* TASK REQUIREMENTS *
Present every line of the material below as a Markdown table with two columns, Row and Line, numbering the rows and leaving out blank lines.
# # # #
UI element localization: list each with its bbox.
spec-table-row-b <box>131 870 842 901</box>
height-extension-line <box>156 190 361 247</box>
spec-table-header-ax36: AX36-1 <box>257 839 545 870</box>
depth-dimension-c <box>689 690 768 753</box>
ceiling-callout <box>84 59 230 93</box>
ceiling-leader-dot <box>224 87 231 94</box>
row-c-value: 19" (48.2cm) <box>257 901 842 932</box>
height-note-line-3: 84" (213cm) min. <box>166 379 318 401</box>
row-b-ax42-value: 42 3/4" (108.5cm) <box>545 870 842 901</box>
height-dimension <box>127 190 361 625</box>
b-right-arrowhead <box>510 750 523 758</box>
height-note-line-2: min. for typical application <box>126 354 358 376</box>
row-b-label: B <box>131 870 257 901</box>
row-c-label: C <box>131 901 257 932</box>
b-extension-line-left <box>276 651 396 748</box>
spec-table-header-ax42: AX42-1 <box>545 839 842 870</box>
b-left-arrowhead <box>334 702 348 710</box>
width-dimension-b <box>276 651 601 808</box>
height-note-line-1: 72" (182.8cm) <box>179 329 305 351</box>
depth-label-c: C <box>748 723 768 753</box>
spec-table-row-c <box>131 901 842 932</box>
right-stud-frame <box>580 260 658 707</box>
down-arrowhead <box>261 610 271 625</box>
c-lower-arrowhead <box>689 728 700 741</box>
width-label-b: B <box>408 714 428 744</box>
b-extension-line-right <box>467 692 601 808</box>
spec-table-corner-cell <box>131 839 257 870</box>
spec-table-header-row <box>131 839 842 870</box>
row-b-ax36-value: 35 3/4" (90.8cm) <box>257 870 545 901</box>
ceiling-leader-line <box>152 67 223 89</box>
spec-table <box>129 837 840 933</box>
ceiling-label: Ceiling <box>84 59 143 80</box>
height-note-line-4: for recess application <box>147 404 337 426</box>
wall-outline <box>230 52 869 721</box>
# # # #
* SOLUTION TO THIS TASK *
| Row | Line |
|---|---|
| 1 | UI element localization: list each with its bbox. |
| 2 | spec-table-row-b <box>131 870 842 901</box> |
| 3 | height-extension-line <box>156 190 361 247</box> |
| 4 | spec-table-header-ax36: AX36-1 <box>257 839 545 870</box> |
| 5 | depth-dimension-c <box>689 690 768 753</box> |
| 6 | ceiling-callout <box>84 59 230 93</box> |
| 7 | ceiling-leader-dot <box>224 87 231 94</box> |
| 8 | row-c-value: 19" (48.2cm) <box>257 901 842 932</box> |
| 9 | height-note-line-3: 84" (213cm) min. <box>166 379 318 401</box> |
| 10 | row-b-ax42-value: 42 3/4" (108.5cm) <box>545 870 842 901</box> |
| 11 | height-dimension <box>127 190 361 625</box> |
| 12 | b-right-arrowhead <box>510 750 523 758</box> |
| 13 | height-note-line-2: min. for typical application <box>126 354 358 376</box> |
| 14 | row-b-label: B <box>131 870 257 901</box> |
| 15 | row-c-label: C <box>131 901 257 932</box> |
| 16 | b-extension-line-left <box>276 651 396 748</box> |
| 17 | spec-table-header-ax42: AX42-1 <box>545 839 842 870</box> |
| 18 | b-left-arrowhead <box>334 702 348 710</box> |
| 19 | width-dimension-b <box>276 651 601 808</box> |
| 20 | height-note-line-1: 72" (182.8cm) <box>179 329 305 351</box> |
| 21 | depth-label-c: C <box>748 723 768 753</box> |
| 22 | spec-table-row-c <box>131 901 842 932</box> |
| 23 | right-stud-frame <box>580 260 658 707</box> |
| 24 | down-arrowhead <box>261 610 271 625</box> |
| 25 | c-lower-arrowhead <box>689 728 700 741</box> |
| 26 | width-label-b: B <box>408 714 428 744</box> |
| 27 | b-extension-line-right <box>467 692 601 808</box> |
| 28 | spec-table-corner-cell <box>131 839 257 870</box> |
| 29 | spec-table-header-row <box>131 839 842 870</box> |
| 30 | row-b-ax36-value: 35 3/4" (90.8cm) <box>257 870 545 901</box> |
| 31 | ceiling-leader-line <box>152 67 223 89</box> |
| 32 | spec-table <box>129 837 840 933</box> |
| 33 | ceiling-label: Ceiling <box>84 59 143 80</box> |
| 34 | height-note-line-4: for recess application <box>147 404 337 426</box> |
| 35 | wall-outline <box>230 52 869 721</box> |